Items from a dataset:
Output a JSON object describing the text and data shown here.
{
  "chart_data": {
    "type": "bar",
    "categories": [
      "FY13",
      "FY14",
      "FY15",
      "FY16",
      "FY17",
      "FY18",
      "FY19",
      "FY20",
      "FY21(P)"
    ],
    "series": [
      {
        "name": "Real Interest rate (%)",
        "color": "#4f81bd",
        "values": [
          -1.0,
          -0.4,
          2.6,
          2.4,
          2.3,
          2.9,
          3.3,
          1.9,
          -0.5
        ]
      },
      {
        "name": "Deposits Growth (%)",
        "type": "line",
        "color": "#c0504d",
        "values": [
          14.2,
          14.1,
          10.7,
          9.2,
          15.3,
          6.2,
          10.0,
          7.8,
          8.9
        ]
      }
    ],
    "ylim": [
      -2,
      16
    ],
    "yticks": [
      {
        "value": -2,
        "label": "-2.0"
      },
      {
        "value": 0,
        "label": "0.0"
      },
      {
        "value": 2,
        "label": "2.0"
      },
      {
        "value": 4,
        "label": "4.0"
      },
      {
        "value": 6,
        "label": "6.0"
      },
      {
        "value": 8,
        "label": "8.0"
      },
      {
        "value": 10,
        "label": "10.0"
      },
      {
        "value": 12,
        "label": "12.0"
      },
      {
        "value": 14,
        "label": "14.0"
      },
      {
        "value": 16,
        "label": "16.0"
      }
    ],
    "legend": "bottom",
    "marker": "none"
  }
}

**What the task asks**
Output each record precisely as given.

**Exercise response**
Output a JSON object describing the text and data shown here.
{
  "chart_data": {
    "type": "bar",
    "categories": [
      "FY13",
      "FY14",
      "FY15",
      "FY16",
      "FY17",
      "FY18",
      "FY19",
      "FY20",
      "FY21(P)"
    ],
    "series": [
      {
        "name": "Real Interest rate (%)",
        "color": "#4f81bd",
        "values": [
          -1.0,
          -0.4,
          2.6,
          2.4,
          2.3,
          2.9,
          3.3,
          1.9,
          -0.5
        ]
      },
      {
        "name": "Deposits Growth (%)",
        "type": "line",
        "color": "#c0504d",
        "values": [
          14.2,
          14.1,
          10.7,
          9.2,
          15.3,
          6.2,
          10.0,
          7.8,
          8.9
        ]
      }
    ],
    "ylim": [
      -2,
      16
    ],
    "yticks": [
      {
        "value": -2,
        "label": "-2.0"
      },
      {
        "value": 0,
        "label": "0.0"
      },
      {
        "value": 2,
        "label": "2.0"
      },
      {
        "value": 4,
        "label": "4.0"
      },
      {
        "value": 6,
        "label": "6.0"
      },
      {
        "value": 8,
        "label": "8.0"
      },
      {
        "value": 10,
        "label": "10.0"
      },
      {
        "value": 12,
        "label": "12.0"
      },
      {
        "value": 14,
        "label": "14.0"
      },
      {
        "value": 16,
        "label": "16.0"
      }
    ],
    "legend": "bottom",
    "marker": "none"
  }
}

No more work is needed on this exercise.